■ **REQUIREMENT**: Check every line below for the word "magnética" and copy each one that has it.

******

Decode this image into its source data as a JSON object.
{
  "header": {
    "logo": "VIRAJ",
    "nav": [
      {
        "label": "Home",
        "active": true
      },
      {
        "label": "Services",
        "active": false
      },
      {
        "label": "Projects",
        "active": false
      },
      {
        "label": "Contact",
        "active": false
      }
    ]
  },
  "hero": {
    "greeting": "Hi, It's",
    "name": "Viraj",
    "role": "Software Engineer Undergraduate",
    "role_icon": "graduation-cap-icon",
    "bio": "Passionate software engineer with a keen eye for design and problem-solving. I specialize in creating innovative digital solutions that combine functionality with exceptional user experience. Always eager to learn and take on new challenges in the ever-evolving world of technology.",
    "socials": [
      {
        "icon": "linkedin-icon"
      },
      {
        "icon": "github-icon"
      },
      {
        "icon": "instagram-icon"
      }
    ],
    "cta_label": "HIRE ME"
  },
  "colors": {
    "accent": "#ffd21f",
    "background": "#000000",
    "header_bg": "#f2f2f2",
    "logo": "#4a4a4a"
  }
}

******

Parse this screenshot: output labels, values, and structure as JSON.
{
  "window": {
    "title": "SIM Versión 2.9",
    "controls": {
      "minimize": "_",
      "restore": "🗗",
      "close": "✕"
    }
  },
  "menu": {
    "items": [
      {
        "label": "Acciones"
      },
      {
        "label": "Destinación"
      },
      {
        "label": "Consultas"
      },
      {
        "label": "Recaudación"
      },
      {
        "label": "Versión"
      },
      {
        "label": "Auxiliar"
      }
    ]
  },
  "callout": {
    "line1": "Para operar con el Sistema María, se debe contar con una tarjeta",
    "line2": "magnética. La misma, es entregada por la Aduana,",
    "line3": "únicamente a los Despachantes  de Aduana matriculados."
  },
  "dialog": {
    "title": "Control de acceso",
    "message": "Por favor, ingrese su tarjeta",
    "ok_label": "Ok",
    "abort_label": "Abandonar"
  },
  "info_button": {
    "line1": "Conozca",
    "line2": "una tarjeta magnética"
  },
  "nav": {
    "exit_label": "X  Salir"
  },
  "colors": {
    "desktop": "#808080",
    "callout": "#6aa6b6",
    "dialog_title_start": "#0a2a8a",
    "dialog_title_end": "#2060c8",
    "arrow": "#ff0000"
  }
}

******

■ **SOLUTION TO THIS EXERCISE**:
    "line2": "magnética. La misma, es entregada por la Aduana,",
    "line2": "una tarjeta magnética"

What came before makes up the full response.